▶ STORED DATA
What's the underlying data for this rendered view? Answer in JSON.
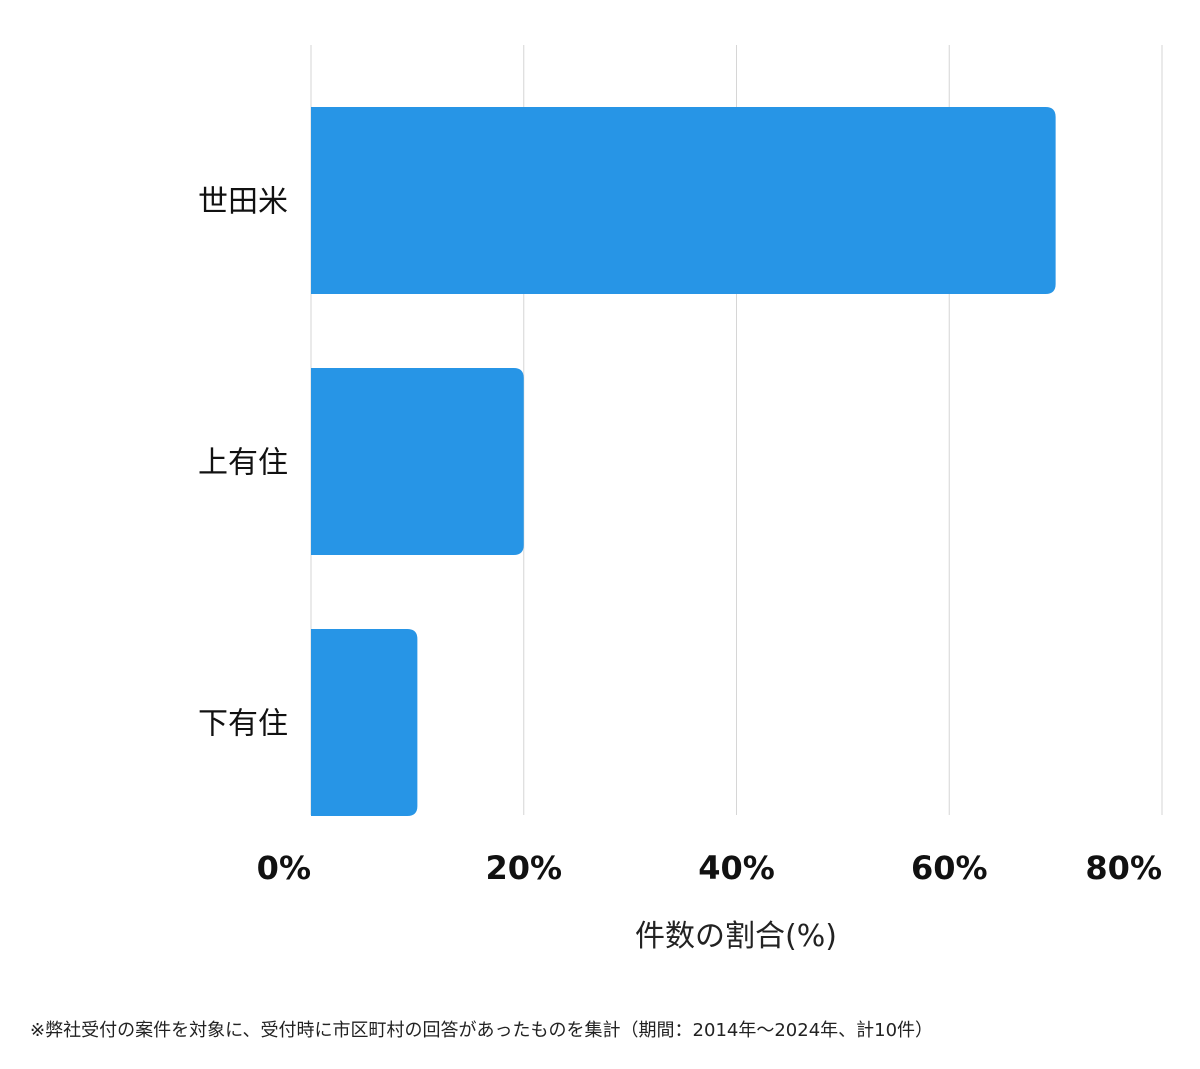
{
  "chart_data": {
    "type": "bar",
    "orientation": "horizontal",
    "categories": [
      "世田米",
      "上有住",
      "下有住"
    ],
    "values": [
      70,
      20,
      10
    ],
    "xlabel": "件数の割合(%)",
    "ylabel": "",
    "xlim": [
      0,
      80
    ],
    "ticks": [
      0,
      20,
      40,
      60,
      80
    ],
    "tick_labels": [
      "0%",
      "20%",
      "40%",
      "60%",
      "80%"
    ],
    "grid": true,
    "bar_color": "#2795e6"
  },
  "footnote": "※弊社受付の案件を対象に、受付時に市区町村の回答があったものを集計（期間：2014年～2024年、計10件）"
}
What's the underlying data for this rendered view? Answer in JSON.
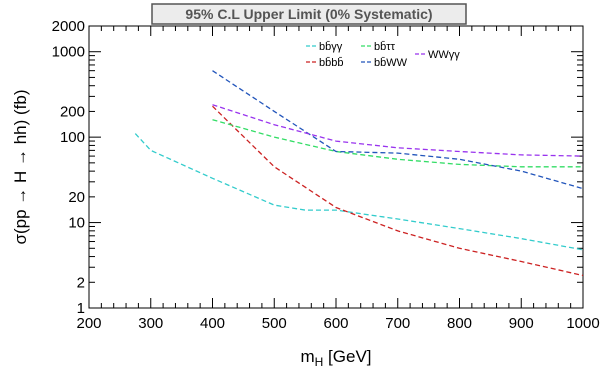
{
  "chart_data": {
    "type": "line",
    "title": "95% C.L Upper Limit (0% Systematic)",
    "xlabel_main": "m",
    "xlabel_sub": "H",
    "xlabel_unit": " [GeV]",
    "ylabel": "σ(pp → H → hh) (fb)",
    "xlim": [
      200,
      1000
    ],
    "ylim": [
      1,
      2000
    ],
    "yscale": "log",
    "xticks": [
      200,
      300,
      400,
      500,
      600,
      700,
      800,
      900,
      1000
    ],
    "yticks": [
      1,
      2,
      10,
      20,
      100,
      200,
      1000,
      2000
    ],
    "ytick_labels": [
      "1",
      "2",
      "10",
      "20",
      "100",
      "200",
      "1000",
      "2000"
    ],
    "legend_position": "top-right",
    "series": [
      {
        "name": "bb̄γγ",
        "color": "#33cccc",
        "x": [
          275,
          300,
          400,
          500,
          550,
          600,
          700,
          800,
          900,
          1000
        ],
        "y": [
          110,
          70,
          33,
          16,
          14,
          14,
          11,
          8.5,
          6.5,
          4.8
        ]
      },
      {
        "name": "bb̄bb̄",
        "color": "#cc2222",
        "x": [
          400,
          500,
          600,
          700,
          800,
          900,
          1000
        ],
        "y": [
          230,
          45,
          15,
          8,
          5,
          3.5,
          2.4
        ]
      },
      {
        "name": "bb̄ττ",
        "color": "#33dd66",
        "x": [
          400,
          500,
          600,
          700,
          800,
          900,
          1000
        ],
        "y": [
          160,
          100,
          68,
          55,
          48,
          45,
          45
        ]
      },
      {
        "name": "bb̄WW",
        "color": "#2255bb",
        "x": [
          400,
          500,
          600,
          700,
          800,
          900,
          1000
        ],
        "y": [
          600,
          200,
          68,
          65,
          55,
          40,
          25
        ]
      },
      {
        "name": "WWγγ",
        "color": "#9933ee",
        "x": [
          400,
          500,
          600,
          700,
          800,
          900,
          1000
        ],
        "y": [
          240,
          140,
          90,
          75,
          68,
          62,
          60
        ]
      }
    ]
  }
}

▶ TASK PROMPT
Write out the entries above word for word. Do not include the pictures.

▶ RESULT BELOW
What's the underlying data for this rendered view? Answer in JSON.
{
  "chart_data": {
    "type": "bar",
    "orientation": "horizontal",
    "categories": [
      "世田米",
      "上有住",
      "下有住"
    ],
    "values": [
      70,
      20,
      10
    ],
    "xlabel": "件数の割合(%)",
    "ylabel": "",
    "xlim": [
      0,
      80
    ],
    "ticks": [
      0,
      20,
      40,
      60,
      80
    ],
    "tick_labels": [
      "0%",
      "20%",
      "40%",
      "60%",
      "80%"
    ],
    "grid": true,
    "bar_color": "#2795e6"
  },
  "footnote": "※弊社受付の案件を対象に、受付時に市区町村の回答があったものを集計（期間：2014年～2024年、計10件）"
}
What's the underlying data for this rendered view? Answer in JSON.
{
  "chart_data": {
    "type": "line",
    "title": "95% C.L Upper Limit (0% Systematic)",
    "xlabel_main": "m",
    "xlabel_sub": "H",
    "xlabel_unit": " [GeV]",
    "ylabel": "σ(pp → H → hh) (fb)",
    "xlim": [
      200,
      1000
    ],
    "ylim": [
      1,
      2000
    ],
    "yscale": "log",
    "xticks": [
      200,
      300,
      400,
      500,
      600,
      700,
      800,
      900,
      1000
    ],
    "yticks": [
      1,
      2,
      10,
      20,
      100,
      200,
      1000,
      2000
    ],
    "ytick_labels": [
      "1",
      "2",
      "10",
      "20",
      "100",
      "200",
      "1000",
      "2000"
    ],
    "legend_position": "top-right",
    "series": [
      {
        "name": "bb̄γγ",
        "color": "#33cccc",
        "x": [
          275,
          300,
          400,
          500,
          550,
          600,
          700,
          800,
          900,
          1000
        ],
        "y": [
          110,
          70,
          33,
          16,
          14,
          14,
          11,
          8.5,
          6.5,
          4.8
        ]
      },
      {
        "name": "bb̄bb̄",
        "color": "#cc2222",
        "x": [
          400,
          500,
          600,
          700,
          800,
          900,
          1000
        ],
        "y": [
          230,
          45,
          15,
          8,
          5,
          3.5,
          2.4
        ]
      },
      {
        "name": "bb̄ττ",
        "color": "#33dd66",
        "x": [
          400,
          500,
          600,
          700,
          800,
          900,
          1000
        ],
        "y": [
          160,
          100,
          68,
          55,
          48,
          45,
          45
        ]
      },
      {
        "name": "bb̄WW",
        "color": "#2255bb",
        "x": [
          400,
          500,
          600,
          700,
          800,
          900,
          1000
        ],
        "y": [
          600,
          200,
          68,
          65,
          55,
          40,
          25
        ]
      },
      {
        "name": "WWγγ",
        "color": "#9933ee",
        "x": [
          400,
          500,
          600,
          700,
          800,
          900,
          1000
        ],
        "y": [
          240,
          140,
          90,
          75,
          68,
          62,
          60
        ]
      }
    ]
  }
}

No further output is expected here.